→ STATED EXERCISE 1: In the blog post on enterprise tagging, how many slides does the slide deck contain?

→ DOCUMENT EXTRACT:
+ + + + + + +

I bumped into it originally in one of the twitterings from Thomas Vander Wal where he actually shared the link to the presentation materials that he has used earlier on today for an elective session with the title Bottom-up All The Way Down: How Tags Help Businesses Organize. You can already check it out over at Slideshare and if you would want to have a peek into what the talk was about here is an excerpt taken from the conference agenda:

"Tagging has become one of the most recognizable motifs in web 2.0 social applications. Allowing all participants in social spaces — blogs, social networks, web 2.0 applications — to annotate bits of information with individually defined metadata is an acceptance of the value of collective intelligence, on one hand, and on the value to the individual of an individually ordered world. Will tagging work in the enterprise? Can individual employees — as a group — do a better job of organizing information through tags than IT?"

I must say that when I looked into the slide deck in Slideshare I thought that it would be a rather long presentation, since it contains 82 slides. However, when I took a few minutes to go through and digest the content, it is actually a lovely breeze to go through it. Yes, indeed, this is one of those different presentations that you know will be very informative and educational for everyone interested in the topic of tagging and folksonomies, not just from a Web 2.0 perspective, but much more interestingly from an Enterprise 2.0 perspective.

Yes, that is right, with that particular presentation, Thomas attempts (And succeeds tremendously!) to introduce the topic of tagging behind the firewall going through some very key basic overview of what tagging and folksonomy are, as concepts, and then introduces the comparison between taxonomy and folksonomy, which after going through it I have found it quite fascinating and very revealing for those folks out there who still question the value of tagging within the enterprise.

From there onwards Thomas gets to provide a good outline of the different business benefits from using tags within the corporation in order to empower knowledge workers to successfully tag the content they bump into as they go along. He even ventured into explaining some of the different reasons as to why people tag (See slide 37), which I have found very interesting because they surely match most of my own reasons on why I keep tagging almost everything!

+ + + + + + +

Listings of boxed layout items:
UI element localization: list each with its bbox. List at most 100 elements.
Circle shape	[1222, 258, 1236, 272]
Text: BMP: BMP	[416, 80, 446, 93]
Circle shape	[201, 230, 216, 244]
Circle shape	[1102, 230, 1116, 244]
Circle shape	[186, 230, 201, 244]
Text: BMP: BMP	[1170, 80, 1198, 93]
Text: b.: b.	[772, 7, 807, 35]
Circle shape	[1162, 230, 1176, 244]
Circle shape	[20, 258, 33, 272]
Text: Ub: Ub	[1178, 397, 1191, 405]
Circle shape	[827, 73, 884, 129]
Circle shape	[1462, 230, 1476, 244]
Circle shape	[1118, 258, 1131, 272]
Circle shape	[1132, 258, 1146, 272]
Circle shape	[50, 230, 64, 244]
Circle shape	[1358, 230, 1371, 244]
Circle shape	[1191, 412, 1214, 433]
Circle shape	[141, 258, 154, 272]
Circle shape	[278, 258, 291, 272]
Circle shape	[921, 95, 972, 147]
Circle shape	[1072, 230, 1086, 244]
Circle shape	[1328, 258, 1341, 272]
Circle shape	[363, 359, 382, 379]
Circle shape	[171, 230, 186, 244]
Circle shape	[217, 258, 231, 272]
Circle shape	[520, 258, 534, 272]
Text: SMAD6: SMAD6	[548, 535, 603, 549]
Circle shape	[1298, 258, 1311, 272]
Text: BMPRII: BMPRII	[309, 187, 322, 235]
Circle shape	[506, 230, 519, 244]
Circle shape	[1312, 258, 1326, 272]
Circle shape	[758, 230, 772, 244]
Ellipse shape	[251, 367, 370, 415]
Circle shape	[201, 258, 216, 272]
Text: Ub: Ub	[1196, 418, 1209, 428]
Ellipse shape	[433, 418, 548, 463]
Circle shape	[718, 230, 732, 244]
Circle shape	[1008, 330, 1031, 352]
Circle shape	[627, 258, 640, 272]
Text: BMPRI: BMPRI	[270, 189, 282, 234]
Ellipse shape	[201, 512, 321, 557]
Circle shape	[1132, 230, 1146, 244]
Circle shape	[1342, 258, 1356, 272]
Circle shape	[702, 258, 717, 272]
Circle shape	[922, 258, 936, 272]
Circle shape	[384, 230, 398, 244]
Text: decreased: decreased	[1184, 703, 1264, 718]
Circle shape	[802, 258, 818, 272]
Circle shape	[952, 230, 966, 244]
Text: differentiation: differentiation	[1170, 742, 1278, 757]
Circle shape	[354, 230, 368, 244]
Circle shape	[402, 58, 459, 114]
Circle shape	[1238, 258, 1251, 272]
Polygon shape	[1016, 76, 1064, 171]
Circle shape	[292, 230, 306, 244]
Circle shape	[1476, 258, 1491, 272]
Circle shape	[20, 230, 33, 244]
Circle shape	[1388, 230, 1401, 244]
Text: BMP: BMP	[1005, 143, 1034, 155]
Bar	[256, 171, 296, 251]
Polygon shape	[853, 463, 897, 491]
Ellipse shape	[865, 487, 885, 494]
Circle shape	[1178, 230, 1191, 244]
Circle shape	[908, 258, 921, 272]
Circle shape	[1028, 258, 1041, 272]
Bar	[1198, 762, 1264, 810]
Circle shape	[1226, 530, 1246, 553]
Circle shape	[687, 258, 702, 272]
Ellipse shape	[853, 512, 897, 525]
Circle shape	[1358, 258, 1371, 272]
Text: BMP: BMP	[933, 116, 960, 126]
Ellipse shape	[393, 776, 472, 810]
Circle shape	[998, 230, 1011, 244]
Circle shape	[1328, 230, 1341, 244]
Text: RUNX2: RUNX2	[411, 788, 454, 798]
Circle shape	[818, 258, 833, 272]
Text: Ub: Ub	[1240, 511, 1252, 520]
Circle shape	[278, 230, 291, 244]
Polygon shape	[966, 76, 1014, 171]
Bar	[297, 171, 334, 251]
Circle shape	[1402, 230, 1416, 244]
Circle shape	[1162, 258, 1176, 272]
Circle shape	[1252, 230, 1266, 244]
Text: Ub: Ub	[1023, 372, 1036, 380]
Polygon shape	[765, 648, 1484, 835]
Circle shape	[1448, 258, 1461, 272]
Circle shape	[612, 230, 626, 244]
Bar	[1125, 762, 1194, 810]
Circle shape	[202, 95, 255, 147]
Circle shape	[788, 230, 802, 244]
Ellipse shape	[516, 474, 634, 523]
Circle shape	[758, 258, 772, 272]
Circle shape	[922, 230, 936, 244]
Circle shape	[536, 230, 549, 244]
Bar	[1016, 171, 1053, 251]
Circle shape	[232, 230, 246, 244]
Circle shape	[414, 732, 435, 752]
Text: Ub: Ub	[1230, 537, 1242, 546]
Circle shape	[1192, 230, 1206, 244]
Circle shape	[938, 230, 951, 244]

+ + + + + + +

→ STATED EXERCISE 2: Copy the lines of the listing exactly, from its start through the line that contains "230, 1476, 244]", including both.

→ REPLY 1: 82 slides.

→ REPLY 2:
UI element localization: list each with its bbox. List at most 100 elements.
Circle shape	[1222, 258, 1236, 272]
Text: BMP: BMP	[416, 80, 446, 93]
Circle shape	[201, 230, 216, 244]
Circle shape	[1102, 230, 1116, 244]
Circle shape	[186, 230, 201, 244]
Text: BMP: BMP	[1170, 80, 1198, 93]
Text: b.: b.	[772, 7, 807, 35]
Circle shape	[1162, 230, 1176, 244]
Circle shape	[20, 258, 33, 272]
Text: Ub: Ub	[1178, 397, 1191, 405]
Circle shape	[827, 73, 884, 129]
Circle shape	[1462, 230, 1476, 244]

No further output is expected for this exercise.